### What to do
Every entry that follows should be reproduced exactly.

### Record extracts
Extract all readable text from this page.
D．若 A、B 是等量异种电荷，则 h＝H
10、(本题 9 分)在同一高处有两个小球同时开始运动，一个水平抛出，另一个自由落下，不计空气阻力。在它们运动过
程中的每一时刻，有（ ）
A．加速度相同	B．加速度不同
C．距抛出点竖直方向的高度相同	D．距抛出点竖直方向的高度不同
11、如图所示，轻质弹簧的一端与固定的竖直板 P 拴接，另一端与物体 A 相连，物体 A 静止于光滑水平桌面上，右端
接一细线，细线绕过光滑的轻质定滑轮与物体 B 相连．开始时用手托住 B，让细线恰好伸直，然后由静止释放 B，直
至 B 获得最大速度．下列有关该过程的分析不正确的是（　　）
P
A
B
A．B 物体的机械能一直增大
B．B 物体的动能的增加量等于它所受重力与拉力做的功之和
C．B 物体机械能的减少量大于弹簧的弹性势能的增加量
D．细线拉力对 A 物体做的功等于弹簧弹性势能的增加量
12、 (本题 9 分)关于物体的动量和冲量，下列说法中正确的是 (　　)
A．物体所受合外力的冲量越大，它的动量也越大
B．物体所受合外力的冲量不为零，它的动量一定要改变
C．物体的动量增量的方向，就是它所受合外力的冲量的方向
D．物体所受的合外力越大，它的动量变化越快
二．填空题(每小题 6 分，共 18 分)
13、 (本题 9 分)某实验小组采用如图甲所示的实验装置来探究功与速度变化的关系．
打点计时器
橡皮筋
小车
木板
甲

### Output of the exercise
Extract all readable text from this page.
D．若 A、B 是等量异种电荷，则 h＝H
10、(本题 9 分)在同一高处有两个小球同时开始运动，一个水平抛出，另一个自由落下，不计空气阻力。在它们运动过
程中的每一时刻，有（ ）
A．加速度相同	B．加速度不同
C．距抛出点竖直方向的高度相同	D．距抛出点竖直方向的高度不同
11、如图所示，轻质弹簧的一端与固定的竖直板 P 拴接，另一端与物体 A 相连，物体 A 静止于光滑水平桌面上，右端
接一细线，细线绕过光滑的轻质定滑轮与物体 B 相连．开始时用手托住 B，让细线恰好伸直，然后由静止释放 B，直
至 B 获得最大速度．下列有关该过程的分析不正确的是（　　）
P
A
B
A．B 物体的机械能一直增大
B．B 物体的动能的增加量等于它所受重力与拉力做的功之和
C．B 物体机械能的减少量大于弹簧的弹性势能的增加量
D．细线拉力对 A 物体做的功等于弹簧弹性势能的增加量
12、 (本题 9 分)关于物体的动量和冲量，下列说法中正确的是 (　　)
A．物体所受合外力的冲量越大，它的动量也越大
B．物体所受合外力的冲量不为零，它的动量一定要改变
C．物体的动量增量的方向，就是它所受合外力的冲量的方向
D．物体所受的合外力越大，它的动量变化越快
二．填空题(每小题 6 分，共 18 分)
13、 (本题 9 分)某实验小组采用如图甲所示的实验装置来探究功与速度变化的关系．
打点计时器
橡皮筋
小车
木板
甲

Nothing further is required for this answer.